[Items from a data source]
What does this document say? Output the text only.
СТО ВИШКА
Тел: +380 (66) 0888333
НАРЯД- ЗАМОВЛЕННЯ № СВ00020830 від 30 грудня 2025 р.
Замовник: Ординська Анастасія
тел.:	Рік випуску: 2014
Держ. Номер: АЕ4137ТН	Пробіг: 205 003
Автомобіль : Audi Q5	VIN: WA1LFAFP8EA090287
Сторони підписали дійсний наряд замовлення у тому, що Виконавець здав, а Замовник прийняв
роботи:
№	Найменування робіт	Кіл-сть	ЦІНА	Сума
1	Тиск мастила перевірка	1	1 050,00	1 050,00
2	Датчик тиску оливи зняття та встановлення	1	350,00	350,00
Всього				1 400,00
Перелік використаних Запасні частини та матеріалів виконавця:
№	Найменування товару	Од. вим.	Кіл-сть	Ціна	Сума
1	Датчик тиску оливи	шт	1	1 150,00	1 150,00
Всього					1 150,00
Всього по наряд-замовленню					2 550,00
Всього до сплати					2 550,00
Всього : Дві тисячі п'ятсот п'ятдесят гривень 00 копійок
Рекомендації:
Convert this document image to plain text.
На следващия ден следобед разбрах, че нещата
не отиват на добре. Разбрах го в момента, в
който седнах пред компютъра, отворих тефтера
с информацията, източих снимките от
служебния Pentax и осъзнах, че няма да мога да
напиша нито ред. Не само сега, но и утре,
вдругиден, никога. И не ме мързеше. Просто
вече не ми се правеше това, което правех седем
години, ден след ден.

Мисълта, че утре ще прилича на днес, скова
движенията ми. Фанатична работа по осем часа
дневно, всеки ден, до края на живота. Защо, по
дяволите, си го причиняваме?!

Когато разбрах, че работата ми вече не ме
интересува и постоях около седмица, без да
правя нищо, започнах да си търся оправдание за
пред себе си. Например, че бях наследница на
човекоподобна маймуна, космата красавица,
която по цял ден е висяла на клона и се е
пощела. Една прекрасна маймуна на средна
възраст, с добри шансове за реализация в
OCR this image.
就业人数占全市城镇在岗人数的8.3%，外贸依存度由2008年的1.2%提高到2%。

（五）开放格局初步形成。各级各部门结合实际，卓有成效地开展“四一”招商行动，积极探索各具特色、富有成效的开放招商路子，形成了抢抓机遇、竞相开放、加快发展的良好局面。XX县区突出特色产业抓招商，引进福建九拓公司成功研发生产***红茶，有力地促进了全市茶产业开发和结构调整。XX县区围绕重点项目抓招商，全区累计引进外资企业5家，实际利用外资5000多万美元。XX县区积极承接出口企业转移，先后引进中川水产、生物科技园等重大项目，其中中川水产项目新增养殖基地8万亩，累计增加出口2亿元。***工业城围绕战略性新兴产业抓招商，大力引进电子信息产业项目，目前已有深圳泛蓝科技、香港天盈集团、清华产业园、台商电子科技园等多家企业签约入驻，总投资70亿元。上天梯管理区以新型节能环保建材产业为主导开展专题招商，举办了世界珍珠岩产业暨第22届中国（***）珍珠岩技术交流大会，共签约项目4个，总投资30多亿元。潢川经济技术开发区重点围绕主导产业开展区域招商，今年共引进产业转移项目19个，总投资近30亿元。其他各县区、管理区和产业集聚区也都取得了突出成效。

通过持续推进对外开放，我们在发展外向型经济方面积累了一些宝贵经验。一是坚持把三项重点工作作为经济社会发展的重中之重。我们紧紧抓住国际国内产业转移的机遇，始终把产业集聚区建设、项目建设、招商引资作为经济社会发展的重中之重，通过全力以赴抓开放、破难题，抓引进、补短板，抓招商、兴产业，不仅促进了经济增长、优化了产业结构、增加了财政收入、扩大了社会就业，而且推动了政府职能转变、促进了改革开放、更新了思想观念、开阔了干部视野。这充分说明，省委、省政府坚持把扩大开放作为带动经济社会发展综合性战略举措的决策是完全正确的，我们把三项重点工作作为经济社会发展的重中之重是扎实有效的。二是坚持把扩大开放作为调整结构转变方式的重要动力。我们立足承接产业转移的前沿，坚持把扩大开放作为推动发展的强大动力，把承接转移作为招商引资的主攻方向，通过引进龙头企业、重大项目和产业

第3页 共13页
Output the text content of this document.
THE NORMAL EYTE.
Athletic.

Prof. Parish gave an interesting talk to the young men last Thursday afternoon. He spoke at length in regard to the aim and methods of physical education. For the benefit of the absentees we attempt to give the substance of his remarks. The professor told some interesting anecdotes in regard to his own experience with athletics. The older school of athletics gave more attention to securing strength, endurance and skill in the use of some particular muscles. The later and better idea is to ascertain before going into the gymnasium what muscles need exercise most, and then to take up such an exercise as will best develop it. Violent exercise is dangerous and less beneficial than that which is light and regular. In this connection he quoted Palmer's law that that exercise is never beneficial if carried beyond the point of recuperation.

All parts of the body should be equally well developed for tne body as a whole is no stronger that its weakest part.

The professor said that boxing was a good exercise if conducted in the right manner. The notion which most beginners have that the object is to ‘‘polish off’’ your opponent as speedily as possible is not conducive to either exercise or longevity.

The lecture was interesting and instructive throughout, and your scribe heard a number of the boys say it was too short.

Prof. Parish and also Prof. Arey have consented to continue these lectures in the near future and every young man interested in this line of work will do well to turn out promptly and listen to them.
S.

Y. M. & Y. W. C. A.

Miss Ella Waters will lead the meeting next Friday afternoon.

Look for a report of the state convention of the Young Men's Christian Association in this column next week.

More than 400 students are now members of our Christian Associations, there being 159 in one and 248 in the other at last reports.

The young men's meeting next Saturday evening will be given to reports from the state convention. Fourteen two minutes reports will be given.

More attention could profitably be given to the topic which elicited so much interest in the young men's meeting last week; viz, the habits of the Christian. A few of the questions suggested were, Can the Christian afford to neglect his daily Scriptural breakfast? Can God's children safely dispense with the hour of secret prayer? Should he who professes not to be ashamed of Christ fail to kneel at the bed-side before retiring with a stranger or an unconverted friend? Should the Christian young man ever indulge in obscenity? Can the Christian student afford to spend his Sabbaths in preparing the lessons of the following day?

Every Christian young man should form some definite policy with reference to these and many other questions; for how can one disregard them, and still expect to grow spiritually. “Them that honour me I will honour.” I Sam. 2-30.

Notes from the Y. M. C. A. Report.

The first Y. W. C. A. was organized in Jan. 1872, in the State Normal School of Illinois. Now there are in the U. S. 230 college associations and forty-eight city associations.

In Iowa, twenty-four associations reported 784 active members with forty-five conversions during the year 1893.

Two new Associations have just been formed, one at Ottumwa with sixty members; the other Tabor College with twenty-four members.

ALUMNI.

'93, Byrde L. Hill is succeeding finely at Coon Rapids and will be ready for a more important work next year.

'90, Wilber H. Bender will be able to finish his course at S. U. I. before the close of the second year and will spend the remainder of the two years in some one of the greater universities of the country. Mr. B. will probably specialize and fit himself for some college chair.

* [WORK INSTRUCTIONS]
Using the records given above, list every line that includes the word "document".

* [TASK SOLUTION]
What does this document say? Output the text only.
Convert this document image to plain text.
Output the text content of this document.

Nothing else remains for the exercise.